Review the material and extract every line in which the word "grid" occurs.

--- Start of SUPPLIED MATERIAL ---

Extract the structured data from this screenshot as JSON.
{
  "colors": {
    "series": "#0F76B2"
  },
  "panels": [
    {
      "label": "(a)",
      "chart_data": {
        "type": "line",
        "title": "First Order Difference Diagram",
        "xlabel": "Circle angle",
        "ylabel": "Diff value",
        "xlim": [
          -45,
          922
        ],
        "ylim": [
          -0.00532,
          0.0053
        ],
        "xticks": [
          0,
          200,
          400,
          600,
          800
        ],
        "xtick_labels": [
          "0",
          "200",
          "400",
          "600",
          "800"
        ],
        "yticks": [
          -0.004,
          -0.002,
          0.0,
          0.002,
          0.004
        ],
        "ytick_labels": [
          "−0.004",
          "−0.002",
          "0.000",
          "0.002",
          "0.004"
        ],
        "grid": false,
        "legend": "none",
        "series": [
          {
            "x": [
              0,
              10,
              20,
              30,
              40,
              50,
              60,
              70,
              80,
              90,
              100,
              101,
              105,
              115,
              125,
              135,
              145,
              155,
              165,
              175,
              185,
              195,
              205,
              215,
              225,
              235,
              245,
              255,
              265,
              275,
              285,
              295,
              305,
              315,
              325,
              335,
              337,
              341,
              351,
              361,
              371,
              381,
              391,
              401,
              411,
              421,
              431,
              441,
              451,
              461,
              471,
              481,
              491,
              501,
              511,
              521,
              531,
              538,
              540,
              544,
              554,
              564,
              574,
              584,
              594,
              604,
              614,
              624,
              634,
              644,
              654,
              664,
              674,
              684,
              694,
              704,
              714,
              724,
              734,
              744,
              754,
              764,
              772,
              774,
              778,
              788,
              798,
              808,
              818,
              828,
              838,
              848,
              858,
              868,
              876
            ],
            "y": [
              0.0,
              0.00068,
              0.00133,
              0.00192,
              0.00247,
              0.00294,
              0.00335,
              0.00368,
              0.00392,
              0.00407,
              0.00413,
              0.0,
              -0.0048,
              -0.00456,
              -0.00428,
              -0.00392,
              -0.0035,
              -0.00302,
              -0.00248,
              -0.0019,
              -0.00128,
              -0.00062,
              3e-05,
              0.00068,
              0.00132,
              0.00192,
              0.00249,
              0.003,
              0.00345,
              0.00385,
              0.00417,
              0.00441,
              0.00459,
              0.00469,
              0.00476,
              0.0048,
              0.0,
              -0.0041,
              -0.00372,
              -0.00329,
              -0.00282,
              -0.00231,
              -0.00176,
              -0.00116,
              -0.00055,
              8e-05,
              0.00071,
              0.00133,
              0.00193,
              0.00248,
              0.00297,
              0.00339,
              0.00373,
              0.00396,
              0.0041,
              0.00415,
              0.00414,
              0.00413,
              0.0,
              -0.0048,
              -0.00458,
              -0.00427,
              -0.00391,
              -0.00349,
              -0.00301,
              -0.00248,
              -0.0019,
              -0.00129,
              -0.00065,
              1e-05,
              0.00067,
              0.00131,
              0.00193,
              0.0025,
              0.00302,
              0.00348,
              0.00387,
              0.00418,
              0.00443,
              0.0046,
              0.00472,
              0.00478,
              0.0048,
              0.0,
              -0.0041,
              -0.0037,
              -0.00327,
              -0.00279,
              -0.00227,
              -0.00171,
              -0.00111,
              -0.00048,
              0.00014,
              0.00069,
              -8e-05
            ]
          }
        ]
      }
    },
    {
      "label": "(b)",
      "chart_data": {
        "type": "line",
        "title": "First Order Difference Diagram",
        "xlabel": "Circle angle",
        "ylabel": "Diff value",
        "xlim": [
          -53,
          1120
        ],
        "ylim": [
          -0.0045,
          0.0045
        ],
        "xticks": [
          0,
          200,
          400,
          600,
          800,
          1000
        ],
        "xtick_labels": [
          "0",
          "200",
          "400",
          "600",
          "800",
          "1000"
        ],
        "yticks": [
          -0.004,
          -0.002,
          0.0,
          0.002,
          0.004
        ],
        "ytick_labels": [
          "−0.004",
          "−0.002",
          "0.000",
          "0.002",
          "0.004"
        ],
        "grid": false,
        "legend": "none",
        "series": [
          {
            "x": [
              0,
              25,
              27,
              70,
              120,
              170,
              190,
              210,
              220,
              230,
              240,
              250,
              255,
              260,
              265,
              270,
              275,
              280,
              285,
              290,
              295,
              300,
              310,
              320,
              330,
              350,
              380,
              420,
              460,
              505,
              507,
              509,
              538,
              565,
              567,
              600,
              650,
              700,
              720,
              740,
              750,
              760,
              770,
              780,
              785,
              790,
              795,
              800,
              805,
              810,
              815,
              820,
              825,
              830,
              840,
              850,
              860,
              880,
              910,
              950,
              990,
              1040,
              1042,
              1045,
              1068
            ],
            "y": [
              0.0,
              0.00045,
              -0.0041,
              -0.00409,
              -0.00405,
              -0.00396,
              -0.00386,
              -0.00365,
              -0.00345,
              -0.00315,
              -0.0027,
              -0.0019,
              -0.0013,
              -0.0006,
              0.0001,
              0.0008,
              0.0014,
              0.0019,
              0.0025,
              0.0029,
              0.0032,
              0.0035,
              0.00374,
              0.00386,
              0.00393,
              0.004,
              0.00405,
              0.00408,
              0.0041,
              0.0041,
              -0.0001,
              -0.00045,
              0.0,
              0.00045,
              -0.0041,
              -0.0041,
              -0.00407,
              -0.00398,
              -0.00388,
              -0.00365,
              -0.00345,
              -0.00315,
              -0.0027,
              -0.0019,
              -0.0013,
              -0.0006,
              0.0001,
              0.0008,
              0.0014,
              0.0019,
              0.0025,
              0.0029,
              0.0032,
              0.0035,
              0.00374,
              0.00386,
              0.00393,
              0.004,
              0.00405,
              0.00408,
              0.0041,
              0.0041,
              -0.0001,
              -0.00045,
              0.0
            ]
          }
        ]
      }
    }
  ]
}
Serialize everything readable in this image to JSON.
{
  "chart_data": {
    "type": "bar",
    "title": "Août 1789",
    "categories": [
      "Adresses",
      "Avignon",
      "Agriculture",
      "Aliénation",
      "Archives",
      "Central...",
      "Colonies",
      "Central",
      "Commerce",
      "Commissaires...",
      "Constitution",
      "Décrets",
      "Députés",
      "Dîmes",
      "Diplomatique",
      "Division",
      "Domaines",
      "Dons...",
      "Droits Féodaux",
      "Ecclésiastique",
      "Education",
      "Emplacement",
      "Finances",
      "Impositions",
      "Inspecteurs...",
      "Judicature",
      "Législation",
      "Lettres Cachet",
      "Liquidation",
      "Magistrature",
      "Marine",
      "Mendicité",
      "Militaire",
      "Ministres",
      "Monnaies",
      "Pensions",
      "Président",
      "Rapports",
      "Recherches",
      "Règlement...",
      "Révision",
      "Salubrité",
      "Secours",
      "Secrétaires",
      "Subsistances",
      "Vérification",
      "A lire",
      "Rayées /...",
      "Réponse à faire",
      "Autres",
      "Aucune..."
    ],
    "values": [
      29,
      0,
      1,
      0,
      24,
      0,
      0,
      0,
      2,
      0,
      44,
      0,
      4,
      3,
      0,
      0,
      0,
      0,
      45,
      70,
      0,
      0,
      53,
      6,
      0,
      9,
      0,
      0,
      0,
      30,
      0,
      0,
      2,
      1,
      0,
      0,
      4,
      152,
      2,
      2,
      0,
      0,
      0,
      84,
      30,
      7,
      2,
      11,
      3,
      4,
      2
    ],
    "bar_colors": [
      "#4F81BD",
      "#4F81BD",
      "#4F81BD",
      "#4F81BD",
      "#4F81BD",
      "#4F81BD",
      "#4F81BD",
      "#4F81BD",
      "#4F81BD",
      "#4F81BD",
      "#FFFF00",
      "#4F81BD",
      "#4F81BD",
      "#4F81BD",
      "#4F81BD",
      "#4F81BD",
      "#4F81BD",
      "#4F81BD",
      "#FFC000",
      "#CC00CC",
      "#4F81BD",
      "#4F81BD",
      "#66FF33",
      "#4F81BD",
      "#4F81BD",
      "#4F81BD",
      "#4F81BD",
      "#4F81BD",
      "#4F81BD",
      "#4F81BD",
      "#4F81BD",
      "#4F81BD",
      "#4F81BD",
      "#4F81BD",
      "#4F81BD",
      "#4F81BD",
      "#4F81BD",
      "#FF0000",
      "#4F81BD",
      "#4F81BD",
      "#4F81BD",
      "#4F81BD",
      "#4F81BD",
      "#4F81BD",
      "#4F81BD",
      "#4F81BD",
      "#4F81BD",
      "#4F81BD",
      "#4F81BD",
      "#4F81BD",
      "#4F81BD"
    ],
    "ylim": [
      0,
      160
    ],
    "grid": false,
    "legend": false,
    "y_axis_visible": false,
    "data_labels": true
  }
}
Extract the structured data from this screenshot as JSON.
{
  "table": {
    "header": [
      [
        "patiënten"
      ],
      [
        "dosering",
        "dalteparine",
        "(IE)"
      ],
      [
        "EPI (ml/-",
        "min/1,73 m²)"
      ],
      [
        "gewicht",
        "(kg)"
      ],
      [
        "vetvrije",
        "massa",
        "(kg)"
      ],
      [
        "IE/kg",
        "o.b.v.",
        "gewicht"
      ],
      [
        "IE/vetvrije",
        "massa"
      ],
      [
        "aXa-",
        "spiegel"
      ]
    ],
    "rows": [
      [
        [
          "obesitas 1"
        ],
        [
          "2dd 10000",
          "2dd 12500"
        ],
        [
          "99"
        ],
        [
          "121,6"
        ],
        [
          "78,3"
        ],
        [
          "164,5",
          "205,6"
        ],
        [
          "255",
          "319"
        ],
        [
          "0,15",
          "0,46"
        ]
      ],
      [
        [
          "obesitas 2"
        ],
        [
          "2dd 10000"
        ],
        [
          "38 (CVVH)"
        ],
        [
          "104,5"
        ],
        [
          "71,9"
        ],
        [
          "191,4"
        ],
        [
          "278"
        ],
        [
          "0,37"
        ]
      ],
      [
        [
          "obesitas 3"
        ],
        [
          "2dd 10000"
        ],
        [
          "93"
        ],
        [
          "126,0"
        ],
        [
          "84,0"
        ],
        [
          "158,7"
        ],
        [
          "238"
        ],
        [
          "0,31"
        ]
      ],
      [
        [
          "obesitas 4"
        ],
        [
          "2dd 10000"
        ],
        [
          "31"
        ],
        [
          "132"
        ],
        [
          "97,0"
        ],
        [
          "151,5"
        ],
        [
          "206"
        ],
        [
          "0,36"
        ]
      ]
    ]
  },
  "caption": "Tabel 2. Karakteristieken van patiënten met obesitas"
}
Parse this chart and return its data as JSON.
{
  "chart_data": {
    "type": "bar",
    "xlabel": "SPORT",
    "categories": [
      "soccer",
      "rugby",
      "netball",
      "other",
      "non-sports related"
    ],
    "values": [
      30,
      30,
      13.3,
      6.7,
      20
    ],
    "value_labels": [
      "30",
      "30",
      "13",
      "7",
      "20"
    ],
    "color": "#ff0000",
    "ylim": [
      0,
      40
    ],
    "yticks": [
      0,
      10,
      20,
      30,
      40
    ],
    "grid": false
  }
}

--- End of SUPPLIED MATERIAL ---

THE RESULT =
        "grid": false,
        "grid": false,
    "grid": false,
    "grid": false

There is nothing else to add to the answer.